**Instructions for the task:** Take every line from the listing below that includes "copper" and copy it.

--- begin Dataset content ---

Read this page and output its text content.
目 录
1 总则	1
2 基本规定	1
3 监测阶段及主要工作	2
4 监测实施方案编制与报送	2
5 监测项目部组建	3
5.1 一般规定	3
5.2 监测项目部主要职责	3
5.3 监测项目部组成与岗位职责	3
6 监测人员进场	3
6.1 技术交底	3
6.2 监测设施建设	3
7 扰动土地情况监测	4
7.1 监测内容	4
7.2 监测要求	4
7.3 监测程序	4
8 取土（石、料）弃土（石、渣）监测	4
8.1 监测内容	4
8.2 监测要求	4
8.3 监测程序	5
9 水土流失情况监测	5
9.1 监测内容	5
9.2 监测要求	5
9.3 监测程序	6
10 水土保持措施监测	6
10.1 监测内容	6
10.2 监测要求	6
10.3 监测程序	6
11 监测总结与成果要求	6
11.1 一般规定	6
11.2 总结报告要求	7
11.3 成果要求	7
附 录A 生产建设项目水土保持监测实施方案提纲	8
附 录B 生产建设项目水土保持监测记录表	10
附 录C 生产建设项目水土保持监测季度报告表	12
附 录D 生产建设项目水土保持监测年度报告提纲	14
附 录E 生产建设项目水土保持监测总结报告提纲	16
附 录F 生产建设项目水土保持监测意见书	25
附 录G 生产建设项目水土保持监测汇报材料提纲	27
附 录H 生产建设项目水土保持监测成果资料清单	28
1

--- end Dataset content ---
--- begin Dataset content ---

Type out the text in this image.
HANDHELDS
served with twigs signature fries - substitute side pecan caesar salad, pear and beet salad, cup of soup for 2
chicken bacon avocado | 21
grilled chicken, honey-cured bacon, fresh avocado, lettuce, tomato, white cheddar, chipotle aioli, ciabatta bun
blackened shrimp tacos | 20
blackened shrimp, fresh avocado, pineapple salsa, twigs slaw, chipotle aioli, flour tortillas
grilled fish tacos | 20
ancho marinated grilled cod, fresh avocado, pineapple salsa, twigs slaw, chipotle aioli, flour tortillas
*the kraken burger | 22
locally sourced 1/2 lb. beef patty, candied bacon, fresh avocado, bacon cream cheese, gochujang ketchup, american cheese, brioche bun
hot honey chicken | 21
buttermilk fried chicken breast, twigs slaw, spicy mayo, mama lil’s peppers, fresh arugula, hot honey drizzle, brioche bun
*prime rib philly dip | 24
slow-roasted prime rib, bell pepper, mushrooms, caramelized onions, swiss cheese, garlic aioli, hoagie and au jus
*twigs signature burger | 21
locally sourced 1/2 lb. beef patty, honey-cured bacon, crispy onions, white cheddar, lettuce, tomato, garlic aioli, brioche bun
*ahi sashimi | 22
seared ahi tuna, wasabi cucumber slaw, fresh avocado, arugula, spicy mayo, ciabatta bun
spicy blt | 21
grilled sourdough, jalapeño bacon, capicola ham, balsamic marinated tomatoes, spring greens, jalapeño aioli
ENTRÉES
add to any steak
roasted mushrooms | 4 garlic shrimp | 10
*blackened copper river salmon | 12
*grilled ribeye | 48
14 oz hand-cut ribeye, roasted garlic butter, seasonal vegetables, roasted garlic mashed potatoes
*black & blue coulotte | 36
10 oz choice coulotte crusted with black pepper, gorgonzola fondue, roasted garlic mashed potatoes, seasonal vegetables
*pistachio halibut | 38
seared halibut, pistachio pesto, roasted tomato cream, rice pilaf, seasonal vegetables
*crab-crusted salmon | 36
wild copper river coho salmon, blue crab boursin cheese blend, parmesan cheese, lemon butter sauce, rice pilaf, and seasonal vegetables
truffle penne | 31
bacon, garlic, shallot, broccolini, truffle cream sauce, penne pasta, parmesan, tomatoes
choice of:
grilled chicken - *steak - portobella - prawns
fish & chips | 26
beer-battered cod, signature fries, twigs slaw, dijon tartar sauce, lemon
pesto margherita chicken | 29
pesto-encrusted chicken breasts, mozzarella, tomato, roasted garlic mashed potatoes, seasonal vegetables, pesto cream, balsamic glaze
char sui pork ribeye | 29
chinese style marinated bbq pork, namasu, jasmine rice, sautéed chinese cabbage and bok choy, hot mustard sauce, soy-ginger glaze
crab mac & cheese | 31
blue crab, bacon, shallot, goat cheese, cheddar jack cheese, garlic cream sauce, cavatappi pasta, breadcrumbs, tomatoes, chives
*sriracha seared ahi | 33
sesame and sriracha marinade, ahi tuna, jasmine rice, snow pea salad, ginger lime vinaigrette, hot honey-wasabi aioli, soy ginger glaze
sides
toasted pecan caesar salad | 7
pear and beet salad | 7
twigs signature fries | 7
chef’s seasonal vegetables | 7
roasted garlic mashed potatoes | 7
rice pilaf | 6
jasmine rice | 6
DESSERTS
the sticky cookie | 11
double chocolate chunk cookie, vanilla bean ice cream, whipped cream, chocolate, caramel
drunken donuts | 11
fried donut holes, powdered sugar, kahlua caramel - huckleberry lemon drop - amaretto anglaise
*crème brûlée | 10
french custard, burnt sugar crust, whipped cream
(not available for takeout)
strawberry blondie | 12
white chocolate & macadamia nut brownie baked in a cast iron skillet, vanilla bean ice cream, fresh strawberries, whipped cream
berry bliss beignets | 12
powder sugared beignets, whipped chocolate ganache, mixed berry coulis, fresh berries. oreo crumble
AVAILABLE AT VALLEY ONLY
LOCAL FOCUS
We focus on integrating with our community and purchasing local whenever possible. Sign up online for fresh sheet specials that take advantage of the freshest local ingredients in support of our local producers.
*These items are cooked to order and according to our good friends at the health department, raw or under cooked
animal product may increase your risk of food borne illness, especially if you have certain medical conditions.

--- end Dataset content ---

**Output of the task:**
*blackened copper river salmon | 12
wild copper river coho salmon, blue crab boursin cheese blend, parmesan cheese, lemon butter sauce, rice pilaf, and seasonal vegetables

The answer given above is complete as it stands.